## DOCUMENT EXTRACT
These tissue perform special function in plants, e.g., secretion of resins gum, oil and latex. These tissues are of two types :

(1) Laticiferous tissues

(2) Glandular tissues

(1) Laticiferous tissues: They are made up of thin walled, elongated, branched and multinucleate (coenocytic) structures that contain colourless, milky or yellow coloured juice called latex. These occur irregularly distributed in the mass of parenchymatous cells. latex is contained inside the laticiferous tissue which is of two types:

(i) Latex cells:

(a) A laticiferous cell is a very highly branched cell with long slender processes ramifying in all directions in the ground tissue of the organ.

(b) Plants having such tissues are called simple or non-articulated laticifers. e.g., Calotropis (Asclepiadaceae) Nerium, Vinca (Apocyanaceae), Euphorbia (Euphorbiaceae), Ficus (Moraceae).

(ii) Latex vessels:

(a) They are formed due to fusion of cells and form network like structure in all directions.

(b) Plants having such tissues are called compound or articulated laticifers. e.g., Argemone, Papaver (Papaveraceae), Sonchus (Compositae), Hevea, Manihot (Euphorbiaceae).

(2) Glandular tissue: This is a highly specialized tissue consisting of glands, discharging diverse functions, including  secretory and excretory. Glands may be external or internal.

(i) External glands: They are generally occur on the epidermis of stem and leaves as glandular hair in Plumbago and Boerhaavia.

(ii) Internal glands: These are present internally and are of several types. e.g., oil glands in Citrus and Eucalyptus, resinous ducts in Pinus.


The Tissue System

A collection of tissues performing the same general function is known as a “Tissue System''. According to Sachs (1975) there are three major tissue systems in plants as follows:

(1) Epidermal tissue system    (2) Ground or fundamental tissue system   (3) Vascular tissue system

(1) Epidermal tissue system: The tissues of this system originate from the outermost layer of apical meristem.

## TASK INSTRUCTIONS
• 1. According to the plant tissues passage, how do latex vessels come to exist, and what kind of structure do they form?
• 2. From the plant tissues passage, list every plant genus given as an example of simple or non-articulated laticifers.
• 3. Continue the plant tissues passage from its final sentence.

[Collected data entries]
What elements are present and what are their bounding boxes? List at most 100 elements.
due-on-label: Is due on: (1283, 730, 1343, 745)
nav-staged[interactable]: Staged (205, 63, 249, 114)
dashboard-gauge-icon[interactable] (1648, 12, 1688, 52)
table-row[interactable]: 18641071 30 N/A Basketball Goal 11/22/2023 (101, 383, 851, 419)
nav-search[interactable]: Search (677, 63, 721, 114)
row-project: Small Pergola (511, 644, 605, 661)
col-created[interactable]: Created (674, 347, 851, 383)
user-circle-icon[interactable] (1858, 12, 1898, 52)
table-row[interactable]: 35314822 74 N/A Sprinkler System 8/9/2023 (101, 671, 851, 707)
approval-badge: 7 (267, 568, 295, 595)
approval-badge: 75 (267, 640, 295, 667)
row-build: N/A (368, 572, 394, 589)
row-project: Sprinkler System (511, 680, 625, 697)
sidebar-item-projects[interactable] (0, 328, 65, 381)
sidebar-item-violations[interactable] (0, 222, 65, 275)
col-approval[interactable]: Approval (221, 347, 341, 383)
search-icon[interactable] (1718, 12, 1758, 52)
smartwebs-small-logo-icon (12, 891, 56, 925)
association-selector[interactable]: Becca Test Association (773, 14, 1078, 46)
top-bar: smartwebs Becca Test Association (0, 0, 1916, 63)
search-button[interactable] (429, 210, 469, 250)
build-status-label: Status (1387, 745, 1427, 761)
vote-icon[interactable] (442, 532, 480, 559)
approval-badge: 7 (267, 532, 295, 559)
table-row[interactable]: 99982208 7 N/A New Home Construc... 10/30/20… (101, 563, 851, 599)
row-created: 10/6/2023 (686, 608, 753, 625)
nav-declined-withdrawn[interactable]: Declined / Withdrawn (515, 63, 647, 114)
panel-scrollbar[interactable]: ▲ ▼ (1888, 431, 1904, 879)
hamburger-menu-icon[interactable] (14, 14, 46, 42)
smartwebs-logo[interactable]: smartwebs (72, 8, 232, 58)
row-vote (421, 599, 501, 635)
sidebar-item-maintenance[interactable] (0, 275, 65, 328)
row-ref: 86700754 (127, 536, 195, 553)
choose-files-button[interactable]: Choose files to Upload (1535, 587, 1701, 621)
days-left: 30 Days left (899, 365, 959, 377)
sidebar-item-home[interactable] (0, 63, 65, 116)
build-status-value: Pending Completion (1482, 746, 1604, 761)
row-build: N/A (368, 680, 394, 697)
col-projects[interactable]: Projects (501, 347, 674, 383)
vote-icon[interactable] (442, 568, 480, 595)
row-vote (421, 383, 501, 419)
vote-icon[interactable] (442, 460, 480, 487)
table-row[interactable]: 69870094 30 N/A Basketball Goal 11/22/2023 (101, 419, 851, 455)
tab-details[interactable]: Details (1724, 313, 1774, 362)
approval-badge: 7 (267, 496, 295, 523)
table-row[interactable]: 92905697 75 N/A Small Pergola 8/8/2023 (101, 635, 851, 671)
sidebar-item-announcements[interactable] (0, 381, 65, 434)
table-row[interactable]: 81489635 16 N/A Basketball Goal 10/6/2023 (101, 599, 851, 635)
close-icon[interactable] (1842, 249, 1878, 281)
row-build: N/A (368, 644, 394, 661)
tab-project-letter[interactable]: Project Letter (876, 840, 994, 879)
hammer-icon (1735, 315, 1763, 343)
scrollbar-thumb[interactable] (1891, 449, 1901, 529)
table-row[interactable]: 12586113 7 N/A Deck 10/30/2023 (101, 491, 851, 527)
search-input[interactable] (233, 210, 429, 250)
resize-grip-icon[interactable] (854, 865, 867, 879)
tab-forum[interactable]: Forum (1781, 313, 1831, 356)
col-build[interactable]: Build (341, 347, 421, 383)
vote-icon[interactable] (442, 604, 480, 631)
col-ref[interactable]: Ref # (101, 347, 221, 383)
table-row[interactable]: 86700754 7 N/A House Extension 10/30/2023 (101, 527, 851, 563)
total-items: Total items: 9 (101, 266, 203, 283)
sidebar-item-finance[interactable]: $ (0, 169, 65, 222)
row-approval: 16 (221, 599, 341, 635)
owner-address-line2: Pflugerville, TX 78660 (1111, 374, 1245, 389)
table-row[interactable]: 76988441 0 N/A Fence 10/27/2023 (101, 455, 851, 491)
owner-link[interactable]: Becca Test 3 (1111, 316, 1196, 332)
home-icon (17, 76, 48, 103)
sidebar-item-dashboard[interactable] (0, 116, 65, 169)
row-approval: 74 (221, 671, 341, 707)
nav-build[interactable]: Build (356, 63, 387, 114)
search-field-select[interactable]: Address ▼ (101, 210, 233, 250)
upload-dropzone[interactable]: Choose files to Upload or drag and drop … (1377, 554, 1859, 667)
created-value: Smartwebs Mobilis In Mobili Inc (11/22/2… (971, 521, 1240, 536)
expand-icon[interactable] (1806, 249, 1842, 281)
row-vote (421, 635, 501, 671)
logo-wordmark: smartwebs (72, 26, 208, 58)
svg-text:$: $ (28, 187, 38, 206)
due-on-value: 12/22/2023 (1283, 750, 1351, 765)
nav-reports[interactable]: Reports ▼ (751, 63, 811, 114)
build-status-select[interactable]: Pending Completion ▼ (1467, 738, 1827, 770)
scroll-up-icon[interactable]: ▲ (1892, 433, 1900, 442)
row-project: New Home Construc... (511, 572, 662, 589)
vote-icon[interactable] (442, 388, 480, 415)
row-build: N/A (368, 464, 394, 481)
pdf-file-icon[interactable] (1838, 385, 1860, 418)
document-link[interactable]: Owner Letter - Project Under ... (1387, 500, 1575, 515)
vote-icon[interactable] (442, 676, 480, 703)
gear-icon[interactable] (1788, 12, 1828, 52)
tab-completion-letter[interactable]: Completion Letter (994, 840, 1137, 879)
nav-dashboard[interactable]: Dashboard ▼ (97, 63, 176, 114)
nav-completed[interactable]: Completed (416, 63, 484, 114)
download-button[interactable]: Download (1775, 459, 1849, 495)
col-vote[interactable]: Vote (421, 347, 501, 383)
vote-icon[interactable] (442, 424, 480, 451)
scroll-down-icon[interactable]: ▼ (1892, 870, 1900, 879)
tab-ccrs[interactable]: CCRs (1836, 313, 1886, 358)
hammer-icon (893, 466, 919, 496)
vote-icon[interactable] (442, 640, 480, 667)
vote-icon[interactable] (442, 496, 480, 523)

## EXERCISE ANSWERS
• 1. Latex vessels are formed by the fusion of cells. They form a network-like structure that runs in all directions.

• 2. Calotropis, Nerium, Vinca, Euphorbia, Ficus

• 3.
(i) Epidermis: Epidermis is composed of single layer cells.

(ii) Cuticle and Wax: In aerial parts, epidermis is covered by cuticle. The epidermal cells secrete a waxy substance called cutin, which forms a layer of variable thickness (the cuticle) within and on the outer surface of its all walls. it helps in reducing the loss of water by evaporation.

(iii) Stomata: Stomata are minute apertures in the epidermis. Each aperture is bounded by two kidney shaped cells, called guard cells. Stomata are absent in roots.

(2) Ground or Fundamental tissue system: Ground tissue system includes all the tissues of plant body except epidermal tissue system and vascular tissues. It forms the bulk of body. This tissue system mainly originates from ground meristem.

(3) Vascular tissue system: The central cylinder of the shoot or root surrounded by cortex is called stele. The varying number of vascular bundles formed inside the stele constitute vascular tissue system. Xylem, phloem and cambium are the major parts of the vascular bundle.